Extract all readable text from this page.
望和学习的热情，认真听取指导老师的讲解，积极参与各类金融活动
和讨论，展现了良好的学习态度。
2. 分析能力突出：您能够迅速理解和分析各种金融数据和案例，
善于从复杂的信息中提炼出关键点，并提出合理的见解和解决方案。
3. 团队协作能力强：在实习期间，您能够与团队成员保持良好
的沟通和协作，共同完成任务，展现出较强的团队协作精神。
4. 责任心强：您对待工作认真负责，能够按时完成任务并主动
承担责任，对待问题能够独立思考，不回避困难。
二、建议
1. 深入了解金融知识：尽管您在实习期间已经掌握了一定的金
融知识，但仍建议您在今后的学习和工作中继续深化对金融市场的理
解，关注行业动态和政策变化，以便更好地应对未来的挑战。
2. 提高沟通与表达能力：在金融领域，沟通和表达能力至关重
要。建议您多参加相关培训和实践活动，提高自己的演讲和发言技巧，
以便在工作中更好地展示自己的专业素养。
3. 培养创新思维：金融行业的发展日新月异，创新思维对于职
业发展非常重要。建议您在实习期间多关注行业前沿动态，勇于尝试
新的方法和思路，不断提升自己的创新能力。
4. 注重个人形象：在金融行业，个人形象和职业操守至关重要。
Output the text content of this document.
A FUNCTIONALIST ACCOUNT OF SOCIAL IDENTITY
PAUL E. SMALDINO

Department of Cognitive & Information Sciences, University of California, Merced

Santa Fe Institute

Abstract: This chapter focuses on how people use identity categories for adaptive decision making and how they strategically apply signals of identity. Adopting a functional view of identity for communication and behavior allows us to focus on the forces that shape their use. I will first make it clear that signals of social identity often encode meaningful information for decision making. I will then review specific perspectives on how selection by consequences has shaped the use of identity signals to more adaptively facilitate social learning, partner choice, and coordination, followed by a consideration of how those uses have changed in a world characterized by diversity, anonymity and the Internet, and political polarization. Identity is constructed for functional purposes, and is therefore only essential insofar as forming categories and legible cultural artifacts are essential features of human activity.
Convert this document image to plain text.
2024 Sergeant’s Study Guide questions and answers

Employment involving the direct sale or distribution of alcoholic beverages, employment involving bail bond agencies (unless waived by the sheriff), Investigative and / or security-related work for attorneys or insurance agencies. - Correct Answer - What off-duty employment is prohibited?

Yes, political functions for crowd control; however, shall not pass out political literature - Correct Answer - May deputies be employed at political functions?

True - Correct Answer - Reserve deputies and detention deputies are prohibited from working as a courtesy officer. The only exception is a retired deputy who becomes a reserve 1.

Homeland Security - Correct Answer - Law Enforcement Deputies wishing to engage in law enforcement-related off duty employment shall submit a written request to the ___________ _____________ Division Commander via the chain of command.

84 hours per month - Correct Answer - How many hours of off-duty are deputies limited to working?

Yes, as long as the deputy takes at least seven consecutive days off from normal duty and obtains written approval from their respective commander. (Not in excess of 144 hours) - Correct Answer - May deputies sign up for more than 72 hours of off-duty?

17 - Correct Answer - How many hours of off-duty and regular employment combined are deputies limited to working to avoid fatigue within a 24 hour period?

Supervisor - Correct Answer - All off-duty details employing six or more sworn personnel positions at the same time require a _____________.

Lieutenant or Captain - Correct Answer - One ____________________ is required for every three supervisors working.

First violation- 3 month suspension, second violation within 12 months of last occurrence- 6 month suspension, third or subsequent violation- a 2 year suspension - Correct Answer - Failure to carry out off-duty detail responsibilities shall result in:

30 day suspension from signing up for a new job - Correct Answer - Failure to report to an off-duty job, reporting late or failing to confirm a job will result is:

+---+

> [BRIEF]
Look above for the line that holds "Convert this document image to plain text.", then copy it and each line after it exactly, through the last line of the data.

> [WRITTEN SOLUTION]
Convert this document image to plain text.
2024 Sergeant’s Study Guide questions and answers

Employment involving the direct sale or distribution of alcoholic beverages, employment involving bail bond agencies (unless waived by the sheriff), Investigative and / or security-related work for attorneys or insurance agencies. - Correct Answer - What off-duty employment is prohibited?

Yes, political functions for crowd control; however, shall not pass out political literature - Correct Answer - May deputies be employed at political functions?

True - Correct Answer - Reserve deputies and detention deputies are prohibited from working as a courtesy officer. The only exception is a retired deputy who becomes a reserve 1.

Homeland Security - Correct Answer - Law Enforcement Deputies wishing to engage in law enforcement-related off duty employment shall submit a written request to the ___________ _____________ Division Commander via the chain of command.

84 hours per month - Correct Answer - How many hours of off-duty are deputies limited to working?

Yes, as long as the deputy takes at least seven consecutive days off from normal duty and obtains written approval from their respective commander. (Not in excess of 144 hours) - Correct Answer - May deputies sign up for more than 72 hours of off-duty?

17 - Correct Answer - How many hours of off-duty and regular employment combined are deputies limited to working to avoid fatigue within a 24 hour period?

Supervisor - Correct Answer - All off-duty details employing six or more sworn personnel positions at the same time require a _____________.

Lieutenant or Captain - Correct Answer - One ____________________ is required for every three supervisors working.

First violation- 3 month suspension, second violation within 12 months of last occurrence- 6 month suspension, third or subsequent violation- a 2 year suspension - Correct Answer - Failure to carry out off-duty detail responsibilities shall result in:

30 day suspension from signing up for a new job - Correct Answer - Failure to report to an off-duty job, reporting late or failing to confirm a job will result is:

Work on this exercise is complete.